The task =>
In the entries below, count every line with the string "colors". State the count and nothing else.
----
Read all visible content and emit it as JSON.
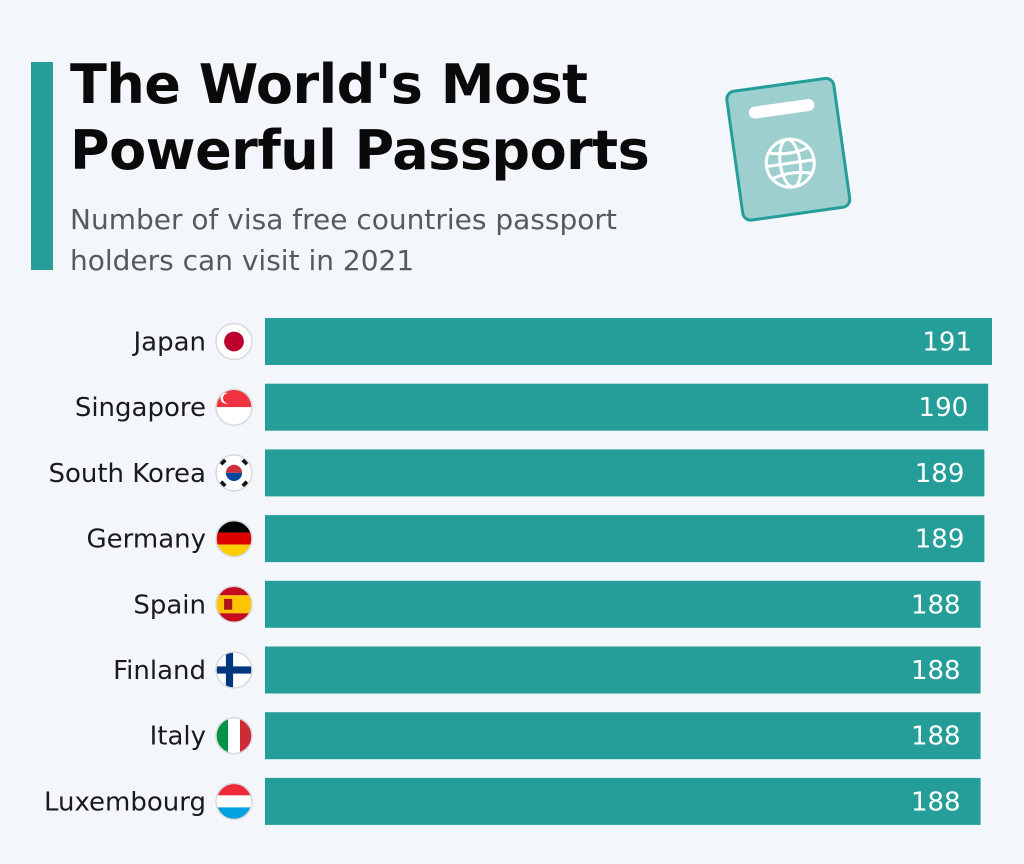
{
  "header": {
    "title": "The World's Most Powerful Passports",
    "subtitle": "Number of visa free countries passport holders can visit in 2021"
  },
  "colors": {
    "accent": "#259e99",
    "bar": "#259e99",
    "background": "#f3f7fc",
    "icon_fill": "#9ecfcf"
  },
  "icons": [
    "passport-icon",
    "globe-icon"
  ],
  "chart_data": {
    "type": "bar",
    "orientation": "horizontal",
    "categories": [
      "Japan",
      "Singapore",
      "South Korea",
      "Germany",
      "Spain",
      "Finland",
      "Italy",
      "Luxembourg"
    ],
    "values": [
      191,
      190,
      189,
      189,
      188,
      188,
      188,
      188
    ],
    "flags": [
      "japan-flag-icon",
      "singapore-flag-icon",
      "south-korea-flag-icon",
      "germany-flag-icon",
      "spain-flag-icon",
      "finland-flag-icon",
      "italy-flag-icon",
      "luxembourg-flag-icon"
    ],
    "title": "The World's Most Powerful Passports",
    "subtitle": "Number of visa free countries passport holders can visit in 2021",
    "xlabel": "",
    "ylabel": "",
    "xlim": [
      0,
      191
    ],
    "grid": false,
    "legend": "none",
    "data_labels": "inside-end"
  }
}
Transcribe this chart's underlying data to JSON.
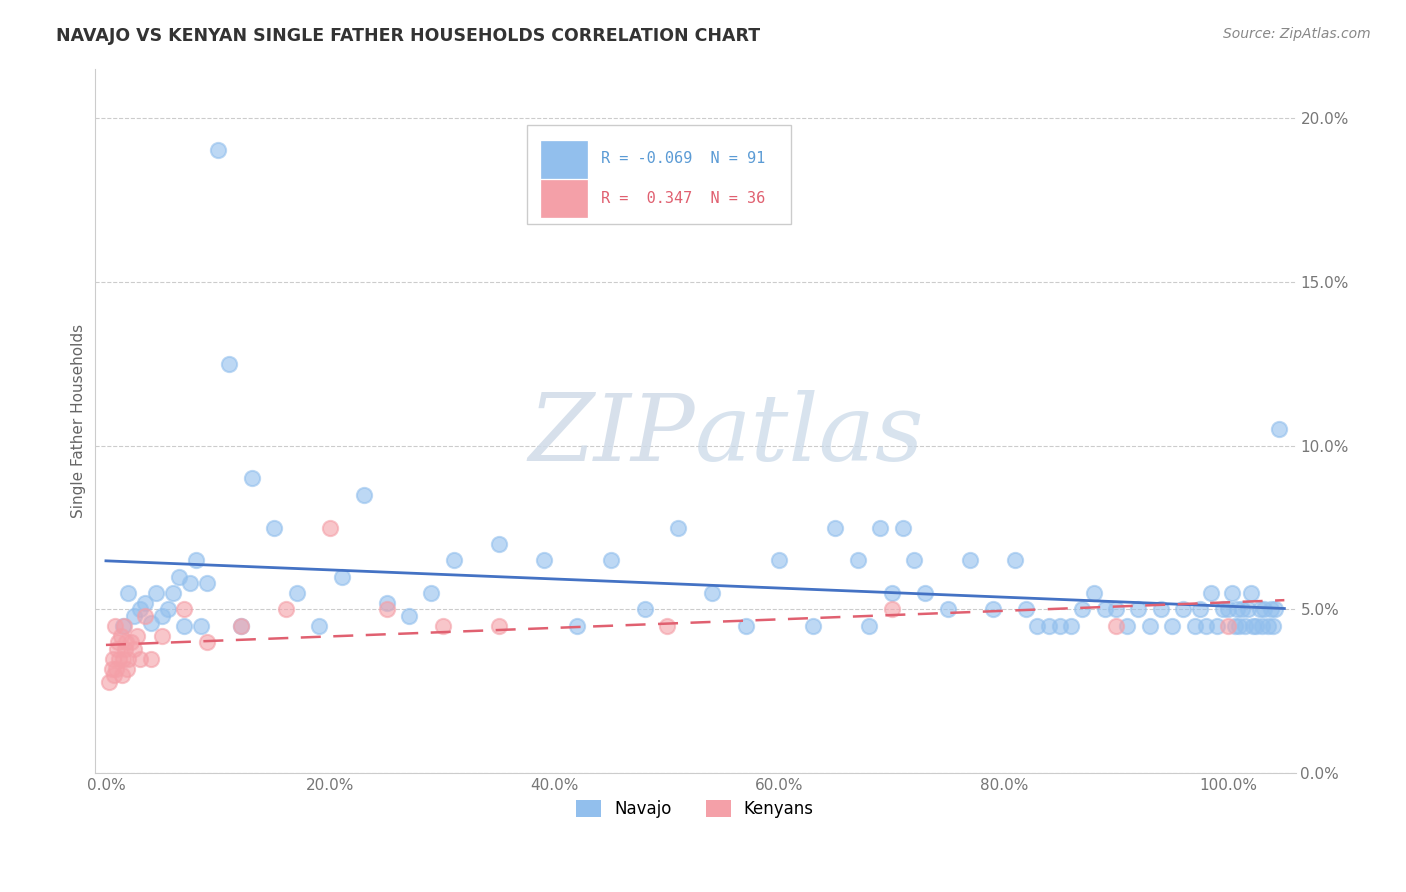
{
  "title": "NAVAJO VS KENYAN SINGLE FATHER HOUSEHOLDS CORRELATION CHART",
  "source": "Source: ZipAtlas.com",
  "ylabel": "Single Father Households",
  "navajo_r": -0.069,
  "navajo_n": 91,
  "kenyan_r": 0.347,
  "kenyan_n": 36,
  "navajo_color": "#92BFED",
  "kenyan_color": "#F4A0A8",
  "navajo_line_color": "#4472C4",
  "kenyan_line_color": "#E06070",
  "watermark_zip": "ZIP",
  "watermark_atlas": "atlas",
  "background_color": "#FFFFFF",
  "grid_color": "#CCCCCC",
  "navajo_x": [
    1.5,
    2.0,
    2.5,
    3.0,
    3.5,
    4.0,
    4.5,
    5.0,
    5.5,
    6.0,
    6.5,
    7.0,
    7.5,
    8.0,
    8.5,
    9.0,
    10.0,
    11.0,
    12.0,
    13.0,
    15.0,
    17.0,
    19.0,
    21.0,
    23.0,
    25.0,
    27.0,
    29.0,
    31.0,
    35.0,
    39.0,
    42.0,
    45.0,
    48.0,
    51.0,
    54.0,
    57.0,
    60.0,
    63.0,
    65.0,
    67.0,
    68.0,
    69.0,
    70.0,
    71.0,
    72.0,
    73.0,
    75.0,
    77.0,
    79.0,
    81.0,
    82.0,
    83.0,
    84.0,
    85.0,
    86.0,
    87.0,
    88.0,
    89.0,
    90.0,
    91.0,
    92.0,
    93.0,
    94.0,
    95.0,
    96.0,
    97.0,
    97.5,
    98.0,
    98.5,
    99.0,
    99.5,
    100.0,
    100.3,
    100.6,
    100.8,
    101.0,
    101.2,
    101.5,
    101.8,
    102.0,
    102.2,
    102.5,
    102.8,
    103.0,
    103.2,
    103.5,
    103.8,
    104.0,
    104.2,
    104.5
  ],
  "navajo_y": [
    4.5,
    5.5,
    4.8,
    5.0,
    5.2,
    4.6,
    5.5,
    4.8,
    5.0,
    5.5,
    6.0,
    4.5,
    5.8,
    6.5,
    4.5,
    5.8,
    19.0,
    12.5,
    4.5,
    9.0,
    7.5,
    5.5,
    4.5,
    6.0,
    8.5,
    5.2,
    4.8,
    5.5,
    6.5,
    7.0,
    6.5,
    4.5,
    6.5,
    5.0,
    7.5,
    5.5,
    4.5,
    6.5,
    4.5,
    7.5,
    6.5,
    4.5,
    7.5,
    5.5,
    7.5,
    6.5,
    5.5,
    5.0,
    6.5,
    5.0,
    6.5,
    5.0,
    4.5,
    4.5,
    4.5,
    4.5,
    5.0,
    5.5,
    5.0,
    5.0,
    4.5,
    5.0,
    4.5,
    5.0,
    4.5,
    5.0,
    4.5,
    5.0,
    4.5,
    5.5,
    4.5,
    5.0,
    5.0,
    5.5,
    4.5,
    5.0,
    4.5,
    5.0,
    4.5,
    5.0,
    5.5,
    4.5,
    4.5,
    5.0,
    4.5,
    5.0,
    4.5,
    5.0,
    4.5,
    5.0,
    10.5
  ],
  "kenyan_x": [
    0.3,
    0.5,
    0.6,
    0.7,
    0.8,
    0.9,
    1.0,
    1.1,
    1.2,
    1.3,
    1.4,
    1.5,
    1.6,
    1.7,
    1.8,
    1.9,
    2.0,
    2.2,
    2.5,
    2.8,
    3.0,
    3.5,
    4.0,
    5.0,
    7.0,
    9.0,
    12.0,
    16.0,
    20.0,
    25.0,
    30.0,
    35.0,
    50.0,
    70.0,
    90.0,
    100.0
  ],
  "kenyan_y": [
    2.8,
    3.2,
    3.5,
    3.0,
    4.5,
    3.2,
    3.8,
    4.0,
    3.5,
    4.2,
    3.0,
    3.5,
    4.5,
    3.8,
    4.0,
    3.2,
    3.5,
    4.0,
    3.8,
    4.2,
    3.5,
    4.8,
    3.5,
    4.2,
    5.0,
    4.0,
    4.5,
    5.0,
    7.5,
    5.0,
    4.5,
    4.5,
    4.5,
    5.0,
    4.5,
    4.5
  ]
}
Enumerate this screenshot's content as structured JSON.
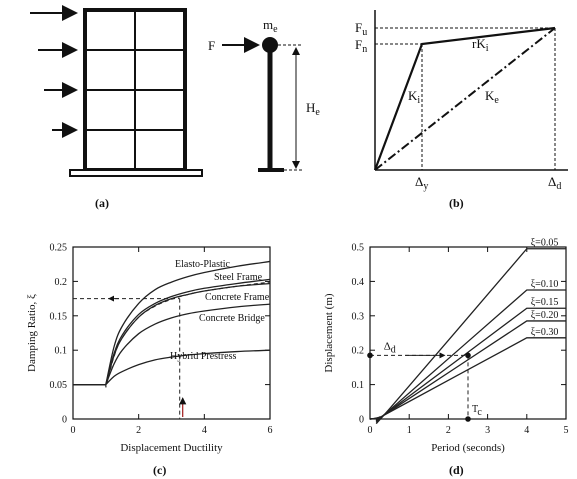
{
  "figure": {
    "panels": [
      {
        "id": "a",
        "caption": "(a)"
      },
      {
        "id": "b",
        "caption": "(b)"
      },
      {
        "id": "c",
        "caption": "(c)"
      },
      {
        "id": "d",
        "caption": "(d)"
      }
    ]
  },
  "panel_a": {
    "force_label": "F",
    "mass_label": "m",
    "mass_sub": "e",
    "height_label": "H",
    "height_sub": "e"
  },
  "panel_b": {
    "fu_label": "F",
    "fu_sub": "u",
    "fn_label": "F",
    "fn_sub": "n",
    "ki_label": "K",
    "ki_sub": "i",
    "rki_label": "rK",
    "rki_sub": "i",
    "ke_label": "K",
    "ke_sub": "e",
    "dy_label": "Δ",
    "dy_sub": "y",
    "dd_label": "Δ",
    "dd_sub": "d"
  },
  "panel_c": {
    "delta_marker": "ξ",
    "colors": {
      "curves": "#222222",
      "dashed": "#222222",
      "arrow": "#a01818"
    }
  },
  "panel_d": {
    "delta_label": "Δ",
    "delta_sub": "d",
    "tc_label": "T",
    "tc_sub": "c"
  },
  "chart_data": [
    {
      "type": "line",
      "panel": "c",
      "title": "",
      "xlabel": "Displacement Ductility",
      "ylabel": "Damping Ratio, ξ",
      "xlim": [
        0,
        6
      ],
      "ylim": [
        0,
        0.25
      ],
      "xticks": [
        "0",
        "2",
        "4",
        "6"
      ],
      "yticks": [
        "0",
        "0.05",
        "0.1",
        "0.15",
        "0.2",
        "0.25"
      ],
      "x": [
        0,
        1,
        1.25,
        1.5,
        2,
        2.5,
        3,
        3.5,
        4,
        5,
        6
      ],
      "series": [
        {
          "name": "Elasto-Plastic",
          "values": [
            0.05,
            0.05,
            0.105,
            0.135,
            0.168,
            0.188,
            0.199,
            0.207,
            0.213,
            0.222,
            0.229
          ]
        },
        {
          "name": "Steel Frame",
          "values": [
            0.05,
            0.05,
            0.095,
            0.122,
            0.152,
            0.168,
            0.178,
            0.185,
            0.19,
            0.197,
            0.203
          ]
        },
        {
          "name": "Concrete Frame",
          "values": [
            0.05,
            0.05,
            0.092,
            0.118,
            0.148,
            0.165,
            0.175,
            0.181,
            0.186,
            0.193,
            0.197
          ]
        },
        {
          "name": "Concrete Bridge",
          "values": [
            0.05,
            0.05,
            0.08,
            0.1,
            0.124,
            0.138,
            0.147,
            0.153,
            0.157,
            0.163,
            0.167
          ]
        },
        {
          "name": "Hybrid Prestress",
          "values": [
            0.05,
            0.05,
            0.062,
            0.069,
            0.079,
            0.086,
            0.09,
            0.093,
            0.095,
            0.098,
            0.1
          ]
        }
      ],
      "dashed_series": "Steel Frame",
      "annotation": {
        "x": 3.25,
        "y": 0.175,
        "style": "dashed-lookup"
      }
    },
    {
      "type": "line",
      "panel": "d",
      "title": "",
      "xlabel": "Period (seconds)",
      "ylabel": "Displacement (m)",
      "xlim": [
        0,
        5
      ],
      "ylim": [
        0,
        0.5
      ],
      "xticks": [
        "0",
        "1",
        "2",
        "3",
        "4",
        "5"
      ],
      "yticks": [
        "0",
        "0.1",
        "0.2",
        "0.3",
        "0.4",
        "0.5"
      ],
      "x": [
        0,
        0.25,
        0.5,
        4
      ],
      "x_end": 5,
      "series": [
        {
          "name": "ξ=0.05",
          "values": [
            0,
            0.006,
            0.03,
            0.495
          ],
          "plateau": 0.495
        },
        {
          "name": "ξ=0.10",
          "values": [
            0,
            0.005,
            0.026,
            0.375
          ],
          "plateau": 0.375
        },
        {
          "name": "ξ=0.15",
          "values": [
            0,
            0.005,
            0.024,
            0.322
          ],
          "plateau": 0.322
        },
        {
          "name": "ξ=0.20",
          "values": [
            0,
            0.004,
            0.022,
            0.285
          ],
          "plateau": 0.285
        },
        {
          "name": "ξ=0.30",
          "values": [
            0,
            0.004,
            0.02,
            0.236
          ],
          "plateau": 0.236
        }
      ],
      "annotation": {
        "x": 2.5,
        "y": 0.185,
        "style": "dashed-lookup"
      }
    }
  ]
}
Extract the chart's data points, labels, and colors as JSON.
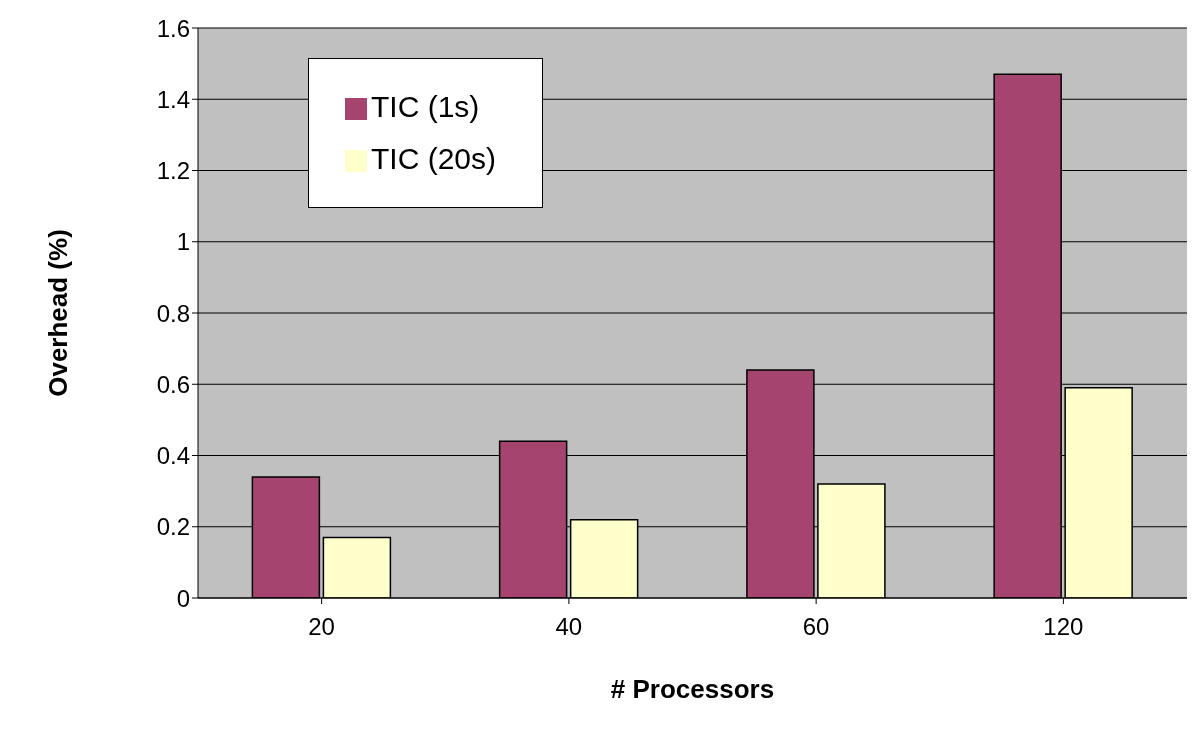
----
Complete output =>
3